- **AIM**
Reproduce all the lines exactly as they stand, apart from the pictures.

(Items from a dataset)
· · · ·

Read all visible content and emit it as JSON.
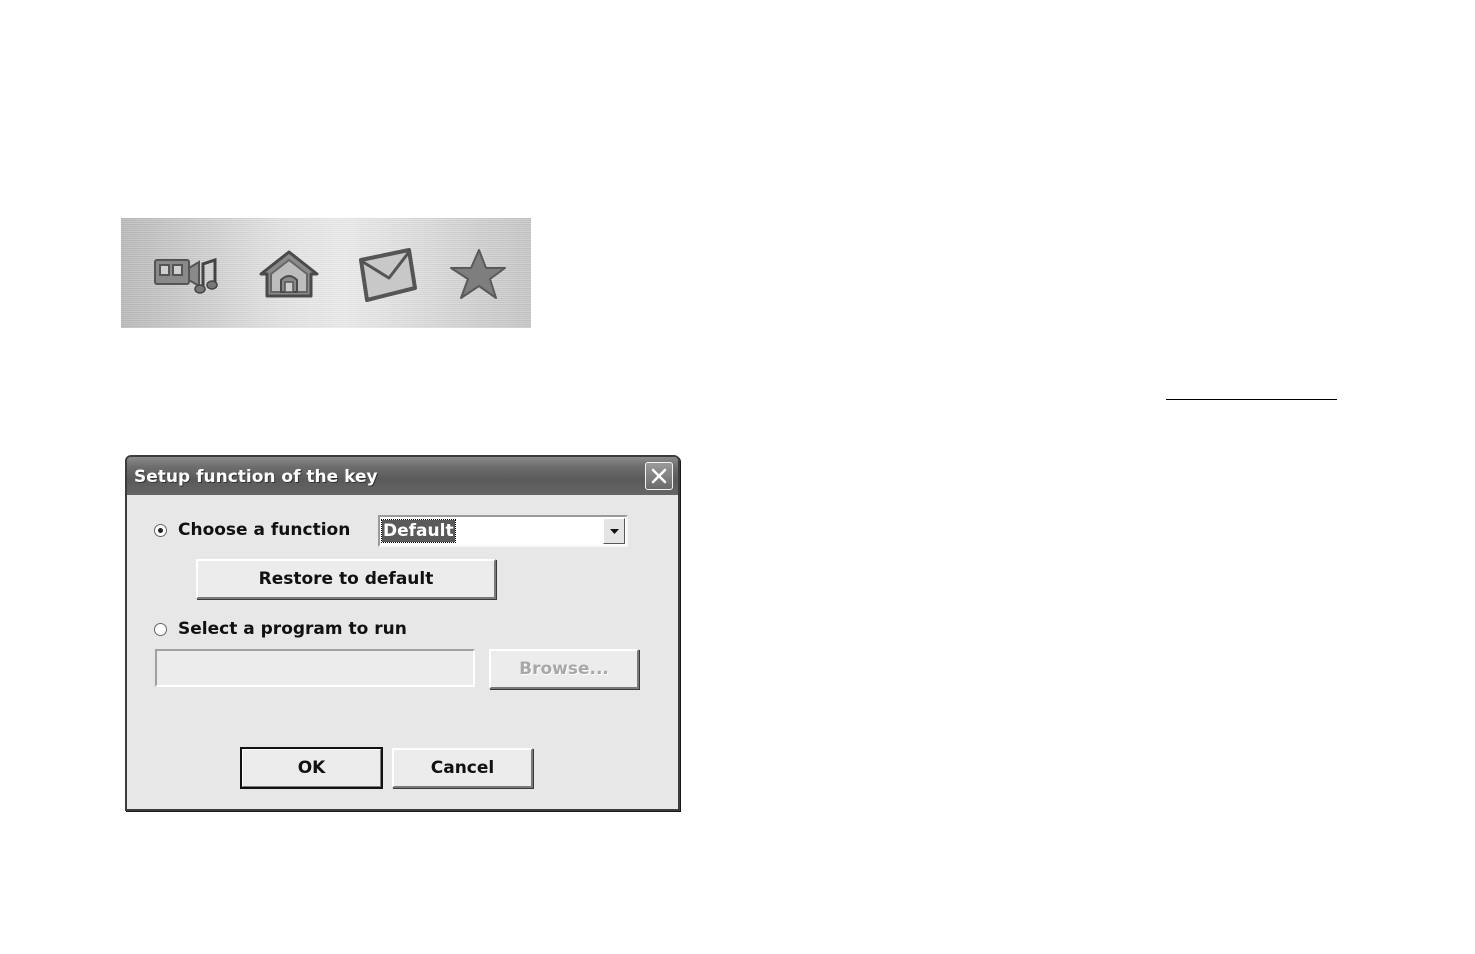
{
  "hotkeys": [
    {
      "icon": "multimedia-icon"
    },
    {
      "icon": "home-icon"
    },
    {
      "icon": "mail-icon"
    },
    {
      "icon": "favorites-star-icon"
    }
  ],
  "dialog": {
    "title": "Setup function of the key",
    "close_icon": "close-icon",
    "option_function": {
      "label": "Choose a function",
      "selected": true,
      "dropdown_value": "Default"
    },
    "restore_button": "Restore to default",
    "option_program": {
      "label": "Select a program to run",
      "selected": false,
      "path_value": ""
    },
    "browse_button": "Browse...",
    "ok_button": "OK",
    "cancel_button": "Cancel"
  },
  "colors": {
    "title_bar": "#6e6e6e",
    "dialog_background": "#e7e7e7",
    "selection_highlight": "#5a5a5a"
  }
}
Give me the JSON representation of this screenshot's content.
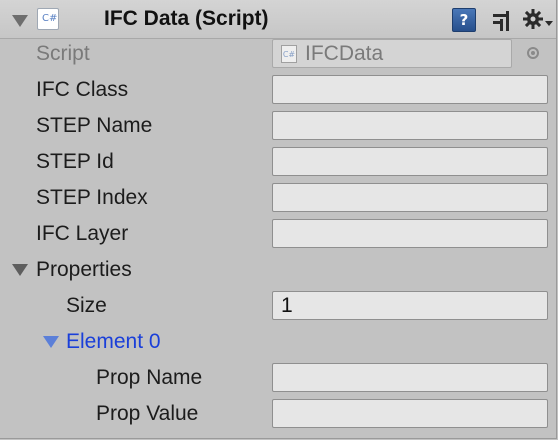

· · · ·

- **FINAL ANSWER**
Read all visible content and emit it as JSON.
{
  "hotkeys": [
    {
      "icon": "multimedia-icon"
    },
    {
      "icon": "home-icon"
    },
    {
      "icon": "mail-icon"
    },
    {
      "icon": "favorites-star-icon"
    }
  ],
  "dialog": {
    "title": "Setup function of the key",
    "close_icon": "close-icon",
    "option_function": {
      "label": "Choose a function",
      "selected": true,
      "dropdown_value": "Default"
    },
    "restore_button": "Restore to default",
    "option_program": {
      "label": "Select a program to run",
      "selected": false,
      "path_value": ""
    },
    "browse_button": "Browse...",
    "ok_button": "OK",
    "cancel_button": "Cancel"
  },
  "colors": {
    "title_bar": "#6e6e6e",
    "dialog_background": "#e7e7e7",
    "selection_highlight": "#5a5a5a"
  }
}
Give me the JSON representation of this screenshot's content.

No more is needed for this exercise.